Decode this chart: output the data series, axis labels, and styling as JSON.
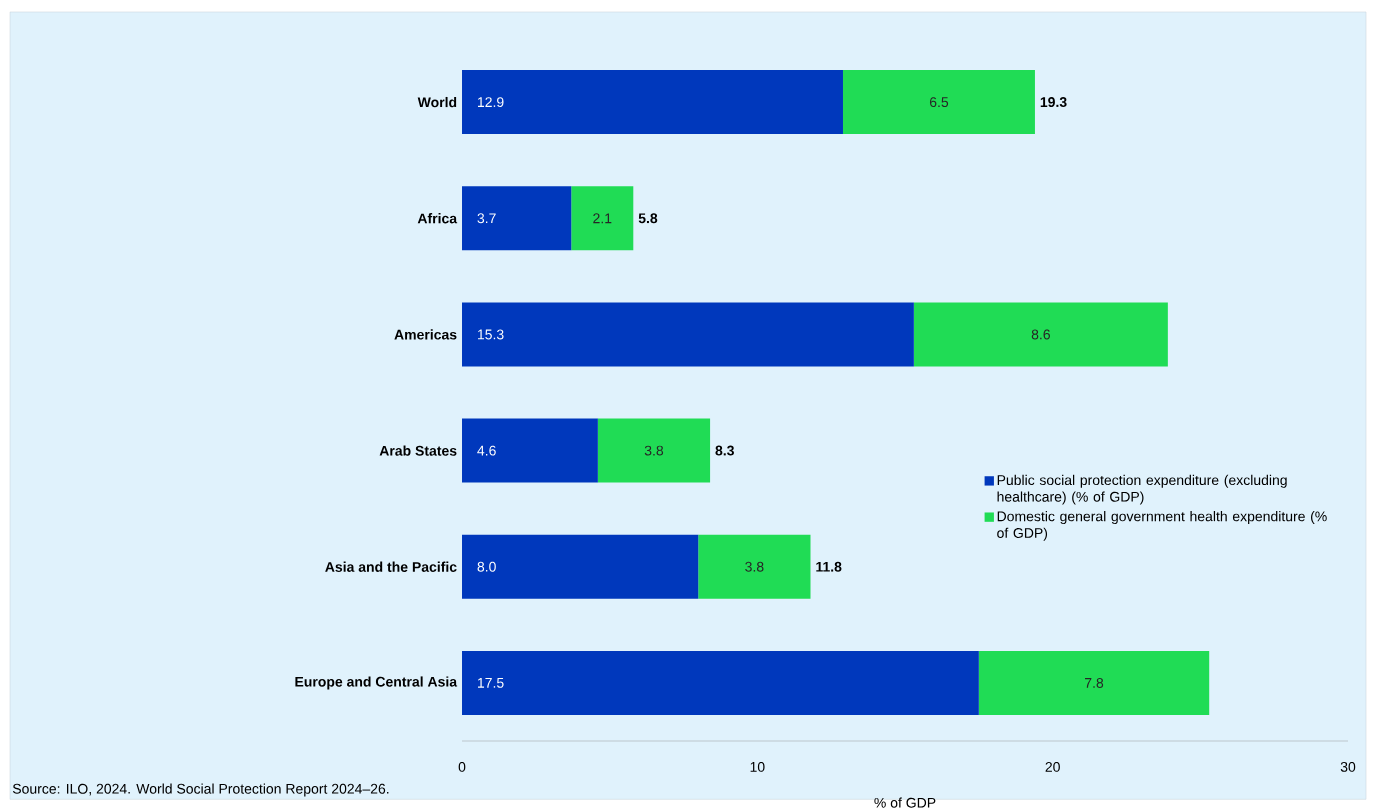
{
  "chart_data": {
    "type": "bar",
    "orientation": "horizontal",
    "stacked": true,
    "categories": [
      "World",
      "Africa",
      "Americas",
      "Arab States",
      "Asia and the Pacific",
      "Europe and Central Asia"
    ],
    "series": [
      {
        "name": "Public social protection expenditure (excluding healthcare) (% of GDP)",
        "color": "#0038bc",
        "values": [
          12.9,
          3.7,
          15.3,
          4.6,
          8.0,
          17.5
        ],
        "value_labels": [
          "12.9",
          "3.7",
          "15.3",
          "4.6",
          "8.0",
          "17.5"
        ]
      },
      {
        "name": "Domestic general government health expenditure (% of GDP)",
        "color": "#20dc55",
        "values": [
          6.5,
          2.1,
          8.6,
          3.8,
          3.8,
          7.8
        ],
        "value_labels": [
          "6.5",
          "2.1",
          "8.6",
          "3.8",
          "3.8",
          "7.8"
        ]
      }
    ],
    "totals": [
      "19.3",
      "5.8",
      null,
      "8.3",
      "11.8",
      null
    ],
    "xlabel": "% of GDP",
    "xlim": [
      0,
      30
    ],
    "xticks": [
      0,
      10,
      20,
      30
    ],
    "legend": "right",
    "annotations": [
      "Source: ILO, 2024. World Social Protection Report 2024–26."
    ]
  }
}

■ ■ ■

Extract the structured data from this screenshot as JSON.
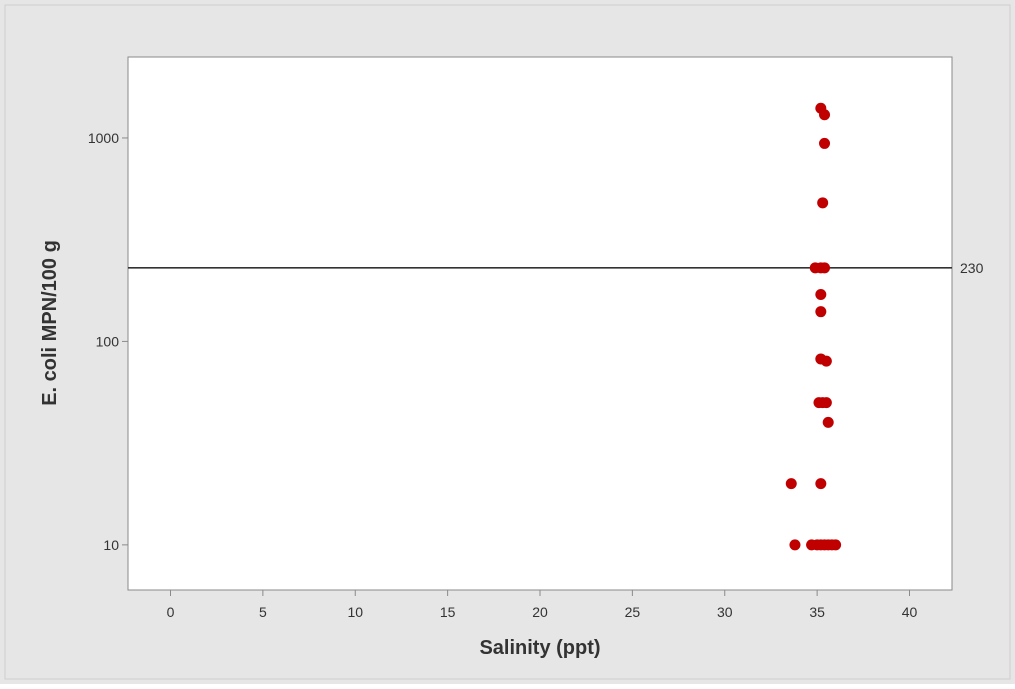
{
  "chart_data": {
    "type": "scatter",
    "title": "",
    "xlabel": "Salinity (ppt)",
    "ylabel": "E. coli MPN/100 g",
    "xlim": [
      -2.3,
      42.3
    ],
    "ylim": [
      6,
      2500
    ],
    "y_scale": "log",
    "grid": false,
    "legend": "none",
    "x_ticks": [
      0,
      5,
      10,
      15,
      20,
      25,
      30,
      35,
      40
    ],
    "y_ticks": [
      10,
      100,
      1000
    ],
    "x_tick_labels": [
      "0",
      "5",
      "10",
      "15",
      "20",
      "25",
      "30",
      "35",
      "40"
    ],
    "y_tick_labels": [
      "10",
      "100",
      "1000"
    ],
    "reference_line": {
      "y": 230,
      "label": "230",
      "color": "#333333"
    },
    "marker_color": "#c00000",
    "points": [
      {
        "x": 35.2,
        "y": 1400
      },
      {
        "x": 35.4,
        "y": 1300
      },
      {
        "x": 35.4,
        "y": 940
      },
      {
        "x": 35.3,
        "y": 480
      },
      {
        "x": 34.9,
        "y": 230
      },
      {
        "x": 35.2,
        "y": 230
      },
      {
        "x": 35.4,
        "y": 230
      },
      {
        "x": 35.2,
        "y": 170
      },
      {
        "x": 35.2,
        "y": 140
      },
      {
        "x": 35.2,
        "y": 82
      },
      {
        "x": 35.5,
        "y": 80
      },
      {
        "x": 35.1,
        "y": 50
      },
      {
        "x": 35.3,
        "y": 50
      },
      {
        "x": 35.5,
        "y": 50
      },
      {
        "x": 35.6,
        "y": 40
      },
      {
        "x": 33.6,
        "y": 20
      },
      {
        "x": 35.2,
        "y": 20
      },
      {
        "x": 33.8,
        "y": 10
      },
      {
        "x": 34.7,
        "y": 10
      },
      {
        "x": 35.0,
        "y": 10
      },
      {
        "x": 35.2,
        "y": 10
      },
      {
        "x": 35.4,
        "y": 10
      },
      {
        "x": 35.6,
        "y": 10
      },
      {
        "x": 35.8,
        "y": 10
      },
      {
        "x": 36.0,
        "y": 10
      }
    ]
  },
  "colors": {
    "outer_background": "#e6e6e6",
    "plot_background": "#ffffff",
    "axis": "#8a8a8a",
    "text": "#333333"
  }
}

■ ■ ■

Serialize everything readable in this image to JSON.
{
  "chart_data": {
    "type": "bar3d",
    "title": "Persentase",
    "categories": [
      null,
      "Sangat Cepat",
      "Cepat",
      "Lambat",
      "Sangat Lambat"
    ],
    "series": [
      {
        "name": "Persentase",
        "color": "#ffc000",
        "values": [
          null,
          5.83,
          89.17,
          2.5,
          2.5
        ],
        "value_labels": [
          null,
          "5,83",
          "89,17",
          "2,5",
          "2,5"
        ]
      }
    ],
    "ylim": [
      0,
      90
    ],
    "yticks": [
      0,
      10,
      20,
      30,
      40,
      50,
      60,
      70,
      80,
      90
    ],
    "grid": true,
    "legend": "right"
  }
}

■ ■ ■

Figure out how many lines above include the string "expenditure", then report that number and nothing else.

[Task answer]:
2